**Written instruction**
Reproduce all of the data exactly.

— start —

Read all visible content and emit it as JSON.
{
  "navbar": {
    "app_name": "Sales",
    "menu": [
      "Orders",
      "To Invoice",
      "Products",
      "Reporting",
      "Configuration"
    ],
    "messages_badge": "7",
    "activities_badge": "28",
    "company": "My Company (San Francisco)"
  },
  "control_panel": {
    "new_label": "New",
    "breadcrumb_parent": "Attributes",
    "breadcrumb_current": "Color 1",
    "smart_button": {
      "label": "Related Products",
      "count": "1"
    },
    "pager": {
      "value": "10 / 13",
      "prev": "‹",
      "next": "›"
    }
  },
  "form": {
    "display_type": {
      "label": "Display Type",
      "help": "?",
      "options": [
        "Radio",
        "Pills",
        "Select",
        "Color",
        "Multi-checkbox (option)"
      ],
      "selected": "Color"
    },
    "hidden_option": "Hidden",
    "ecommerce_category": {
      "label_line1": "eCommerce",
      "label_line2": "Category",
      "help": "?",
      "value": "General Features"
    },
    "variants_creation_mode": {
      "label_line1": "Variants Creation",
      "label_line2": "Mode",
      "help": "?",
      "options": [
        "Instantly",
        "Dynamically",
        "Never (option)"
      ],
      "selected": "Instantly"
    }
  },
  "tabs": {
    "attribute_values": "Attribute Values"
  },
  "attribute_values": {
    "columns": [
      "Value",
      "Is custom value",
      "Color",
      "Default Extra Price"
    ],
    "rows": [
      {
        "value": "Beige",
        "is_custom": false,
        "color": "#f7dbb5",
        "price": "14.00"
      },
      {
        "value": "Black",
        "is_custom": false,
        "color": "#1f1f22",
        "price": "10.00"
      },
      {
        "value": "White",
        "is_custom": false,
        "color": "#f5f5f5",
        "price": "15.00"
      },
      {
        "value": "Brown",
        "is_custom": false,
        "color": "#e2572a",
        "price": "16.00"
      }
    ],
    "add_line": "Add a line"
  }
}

— end —

**Full answer**
Read all visible content and emit it as JSON.
{
  "navbar": {
    "app_name": "Sales",
    "menu": [
      "Orders",
      "To Invoice",
      "Products",
      "Reporting",
      "Configuration"
    ],
    "messages_badge": "7",
    "activities_badge": "28",
    "company": "My Company (San Francisco)"
  },
  "control_panel": {
    "new_label": "New",
    "breadcrumb_parent": "Attributes",
    "breadcrumb_current": "Color 1",
    "smart_button": {
      "label": "Related Products",
      "count": "1"
    },
    "pager": {
      "value": "10 / 13",
      "prev": "‹",
      "next": "›"
    }
  },
  "form": {
    "display_type": {
      "label": "Display Type",
      "help": "?",
      "options": [
        "Radio",
        "Pills",
        "Select",
        "Color",
        "Multi-checkbox (option)"
      ],
      "selected": "Color"
    },
    "hidden_option": "Hidden",
    "ecommerce_category": {
      "label_line1": "eCommerce",
      "label_line2": "Category",
      "help": "?",
      "value": "General Features"
    },
    "variants_creation_mode": {
      "label_line1": "Variants Creation",
      "label_line2": "Mode",
      "help": "?",
      "options": [
        "Instantly",
        "Dynamically",
        "Never (option)"
      ],
      "selected": "Instantly"
    }
  },
  "tabs": {
    "attribute_values": "Attribute Values"
  },
  "attribute_values": {
    "columns": [
      "Value",
      "Is custom value",
      "Color",
      "Default Extra Price"
    ],
    "rows": [
      {
        "value": "Beige",
        "is_custom": false,
        "color": "#f7dbb5",
        "price": "14.00"
      },
      {
        "value": "Black",
        "is_custom": false,
        "color": "#1f1f22",
        "price": "10.00"
      },
      {
        "value": "White",
        "is_custom": false,
        "color": "#f5f5f5",
        "price": "15.00"
      },
      {
        "value": "Brown",
        "is_custom": false,
        "color": "#e2572a",
        "price": "16.00"
      }
    ],
    "add_line": "Add a line"
  }
}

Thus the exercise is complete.